* start *
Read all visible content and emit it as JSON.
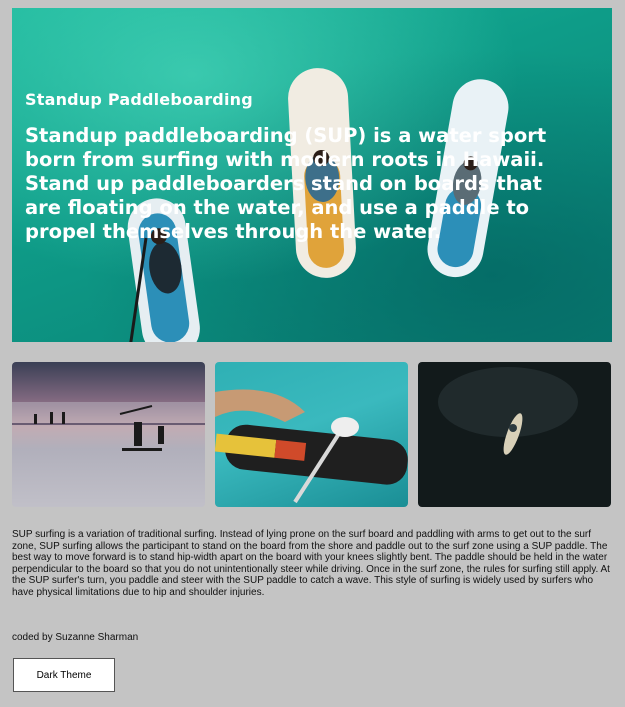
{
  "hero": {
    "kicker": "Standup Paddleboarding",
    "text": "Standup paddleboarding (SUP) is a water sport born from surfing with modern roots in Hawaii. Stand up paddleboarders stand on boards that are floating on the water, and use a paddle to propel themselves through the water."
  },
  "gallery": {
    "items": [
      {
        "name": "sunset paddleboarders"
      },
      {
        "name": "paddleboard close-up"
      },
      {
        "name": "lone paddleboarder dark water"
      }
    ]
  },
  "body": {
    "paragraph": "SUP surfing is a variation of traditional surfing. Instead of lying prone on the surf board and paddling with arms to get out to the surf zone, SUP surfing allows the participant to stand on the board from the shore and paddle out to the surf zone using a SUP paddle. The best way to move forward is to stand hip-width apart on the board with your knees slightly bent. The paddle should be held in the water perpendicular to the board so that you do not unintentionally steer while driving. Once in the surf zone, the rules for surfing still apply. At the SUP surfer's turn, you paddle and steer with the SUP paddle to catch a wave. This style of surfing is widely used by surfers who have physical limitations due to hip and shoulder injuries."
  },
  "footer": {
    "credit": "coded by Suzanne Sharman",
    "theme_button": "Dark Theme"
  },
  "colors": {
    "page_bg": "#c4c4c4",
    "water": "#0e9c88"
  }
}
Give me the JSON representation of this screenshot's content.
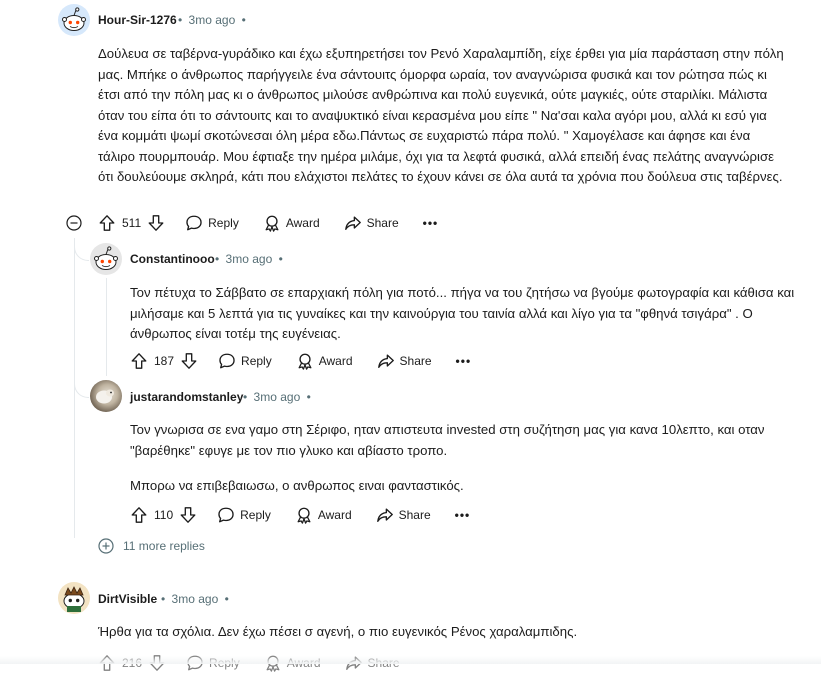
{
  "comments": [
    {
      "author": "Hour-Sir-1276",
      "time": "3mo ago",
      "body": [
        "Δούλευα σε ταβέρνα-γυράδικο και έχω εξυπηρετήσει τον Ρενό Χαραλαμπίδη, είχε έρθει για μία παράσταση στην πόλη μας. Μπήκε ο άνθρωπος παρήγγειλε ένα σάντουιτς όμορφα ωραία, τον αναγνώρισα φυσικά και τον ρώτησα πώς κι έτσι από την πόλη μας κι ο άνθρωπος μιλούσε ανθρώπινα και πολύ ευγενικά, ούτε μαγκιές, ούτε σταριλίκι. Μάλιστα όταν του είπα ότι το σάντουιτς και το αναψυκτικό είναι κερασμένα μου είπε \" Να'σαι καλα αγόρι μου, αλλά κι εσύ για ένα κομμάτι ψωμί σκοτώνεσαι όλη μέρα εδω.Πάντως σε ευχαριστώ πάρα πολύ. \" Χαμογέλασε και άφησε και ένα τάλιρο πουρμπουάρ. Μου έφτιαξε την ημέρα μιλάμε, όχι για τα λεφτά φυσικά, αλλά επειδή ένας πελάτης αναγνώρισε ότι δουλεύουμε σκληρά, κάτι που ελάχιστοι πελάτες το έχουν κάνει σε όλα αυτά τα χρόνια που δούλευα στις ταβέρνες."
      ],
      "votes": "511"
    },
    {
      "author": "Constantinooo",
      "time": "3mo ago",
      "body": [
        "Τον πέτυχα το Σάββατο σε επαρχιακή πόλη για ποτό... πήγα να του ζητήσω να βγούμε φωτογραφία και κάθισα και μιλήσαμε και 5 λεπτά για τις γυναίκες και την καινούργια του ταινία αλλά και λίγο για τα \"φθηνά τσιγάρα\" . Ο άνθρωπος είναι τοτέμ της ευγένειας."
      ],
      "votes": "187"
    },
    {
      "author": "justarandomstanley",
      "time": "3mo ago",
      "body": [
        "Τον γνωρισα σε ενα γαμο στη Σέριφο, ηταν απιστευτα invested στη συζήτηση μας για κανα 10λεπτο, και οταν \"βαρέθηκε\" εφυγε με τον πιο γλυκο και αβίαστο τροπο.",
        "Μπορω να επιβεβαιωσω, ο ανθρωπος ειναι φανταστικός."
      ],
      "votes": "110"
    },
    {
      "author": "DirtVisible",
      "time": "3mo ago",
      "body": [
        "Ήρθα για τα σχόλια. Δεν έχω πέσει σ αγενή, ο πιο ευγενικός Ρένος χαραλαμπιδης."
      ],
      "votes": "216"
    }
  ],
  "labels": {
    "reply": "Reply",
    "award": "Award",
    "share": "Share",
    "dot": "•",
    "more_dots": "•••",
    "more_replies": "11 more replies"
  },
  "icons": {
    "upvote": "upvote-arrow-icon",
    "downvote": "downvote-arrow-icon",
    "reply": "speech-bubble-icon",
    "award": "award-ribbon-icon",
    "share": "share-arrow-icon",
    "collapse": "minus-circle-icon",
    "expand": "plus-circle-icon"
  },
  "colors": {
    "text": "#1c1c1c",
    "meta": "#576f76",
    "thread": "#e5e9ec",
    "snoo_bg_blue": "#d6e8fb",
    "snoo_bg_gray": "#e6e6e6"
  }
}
* end *
■ Task to complete ■
Find how many lines of the entries contain "arrow". Respond with the number only.

■ Task response ■
3